## Aim
Write the material out again, line by line, exactly as it is.

-=-=-

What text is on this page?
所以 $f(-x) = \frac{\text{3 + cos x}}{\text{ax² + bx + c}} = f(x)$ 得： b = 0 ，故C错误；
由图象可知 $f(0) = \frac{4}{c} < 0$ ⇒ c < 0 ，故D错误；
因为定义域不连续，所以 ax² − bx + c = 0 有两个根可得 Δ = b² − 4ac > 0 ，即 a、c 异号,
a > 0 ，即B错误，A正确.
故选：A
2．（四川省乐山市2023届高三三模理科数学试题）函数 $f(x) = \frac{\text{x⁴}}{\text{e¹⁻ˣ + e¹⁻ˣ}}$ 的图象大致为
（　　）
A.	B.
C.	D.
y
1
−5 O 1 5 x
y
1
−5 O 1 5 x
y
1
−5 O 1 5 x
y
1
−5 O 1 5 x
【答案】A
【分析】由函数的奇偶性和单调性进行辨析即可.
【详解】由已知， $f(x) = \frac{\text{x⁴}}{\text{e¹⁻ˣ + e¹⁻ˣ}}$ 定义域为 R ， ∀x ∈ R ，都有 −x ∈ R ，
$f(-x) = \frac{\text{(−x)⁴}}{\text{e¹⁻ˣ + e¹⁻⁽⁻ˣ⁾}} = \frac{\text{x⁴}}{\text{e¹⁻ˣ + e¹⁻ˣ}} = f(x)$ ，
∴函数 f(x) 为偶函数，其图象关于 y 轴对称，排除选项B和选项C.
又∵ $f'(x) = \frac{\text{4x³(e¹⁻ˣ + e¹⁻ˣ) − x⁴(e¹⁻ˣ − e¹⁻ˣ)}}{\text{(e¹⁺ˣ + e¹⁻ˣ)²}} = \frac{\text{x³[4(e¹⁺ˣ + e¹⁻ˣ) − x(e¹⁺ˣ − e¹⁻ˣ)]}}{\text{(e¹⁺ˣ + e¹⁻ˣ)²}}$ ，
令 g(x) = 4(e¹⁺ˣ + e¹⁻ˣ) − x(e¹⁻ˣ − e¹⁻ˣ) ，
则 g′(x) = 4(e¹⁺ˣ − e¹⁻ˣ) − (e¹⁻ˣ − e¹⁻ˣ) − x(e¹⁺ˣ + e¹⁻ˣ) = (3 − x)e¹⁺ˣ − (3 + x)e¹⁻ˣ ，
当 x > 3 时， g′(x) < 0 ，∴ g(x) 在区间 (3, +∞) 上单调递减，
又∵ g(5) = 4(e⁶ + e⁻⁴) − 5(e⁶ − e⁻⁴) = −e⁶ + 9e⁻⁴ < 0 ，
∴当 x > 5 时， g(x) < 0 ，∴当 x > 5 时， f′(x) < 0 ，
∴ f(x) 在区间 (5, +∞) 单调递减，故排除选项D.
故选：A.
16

-=-=-

## Full solution
What text is on this page?
所以 $f(-x) = \frac{\text{3 + cos x}}{\text{ax² + bx + c}} = f(x)$ 得： b = 0 ，故C错误；
由图象可知 $f(0) = \frac{4}{c} < 0$ ⇒ c < 0 ，故D错误；
因为定义域不连续，所以 ax² − bx + c = 0 有两个根可得 Δ = b² − 4ac > 0 ，即 a、c 异号,
a > 0 ，即B错误，A正确.
故选：A
2．（四川省乐山市2023届高三三模理科数学试题）函数 $f(x) = \frac{\text{x⁴}}{\text{e¹⁻ˣ + e¹⁻ˣ}}$ 的图象大致为
（　　）
A.	B.
C.	D.
y
1
−5 O 1 5 x
y
1
−5 O 1 5 x
y
1
−5 O 1 5 x
y
1
−5 O 1 5 x
【答案】A
【分析】由函数的奇偶性和单调性进行辨析即可.
【详解】由已知， $f(x) = \frac{\text{x⁴}}{\text{e¹⁻ˣ + e¹⁻ˣ}}$ 定义域为 R ， ∀x ∈ R ，都有 −x ∈ R ，
$f(-x) = \frac{\text{(−x)⁴}}{\text{e¹⁻ˣ + e¹⁻⁽⁻ˣ⁾}} = \frac{\text{x⁴}}{\text{e¹⁻ˣ + e¹⁻ˣ}} = f(x)$ ，
∴函数 f(x) 为偶函数，其图象关于 y 轴对称，排除选项B和选项C.
又∵ $f'(x) = \frac{\text{4x³(e¹⁻ˣ + e¹⁻ˣ) − x⁴(e¹⁻ˣ − e¹⁻ˣ)}}{\text{(e¹⁺ˣ + e¹⁻ˣ)²}} = \frac{\text{x³[4(e¹⁺ˣ + e¹⁻ˣ) − x(e¹⁺ˣ − e¹⁻ˣ)]}}{\text{(e¹⁺ˣ + e¹⁻ˣ)²}}$ ，
令 g(x) = 4(e¹⁺ˣ + e¹⁻ˣ) − x(e¹⁻ˣ − e¹⁻ˣ) ，
则 g′(x) = 4(e¹⁺ˣ − e¹⁻ˣ) − (e¹⁻ˣ − e¹⁻ˣ) − x(e¹⁺ˣ + e¹⁻ˣ) = (3 − x)e¹⁺ˣ − (3 + x)e¹⁻ˣ ，
当 x > 3 时， g′(x) < 0 ，∴ g(x) 在区间 (3, +∞) 上单调递减，
又∵ g(5) = 4(e⁶ + e⁻⁴) − 5(e⁶ − e⁻⁴) = −e⁶ + 9e⁻⁴ < 0 ，
∴当 x > 5 时， g(x) < 0 ，∴当 x > 5 时， f′(x) < 0 ，
∴ f(x) 在区间 (5, +∞) 单调递减，故排除选项D.
故选：A.
16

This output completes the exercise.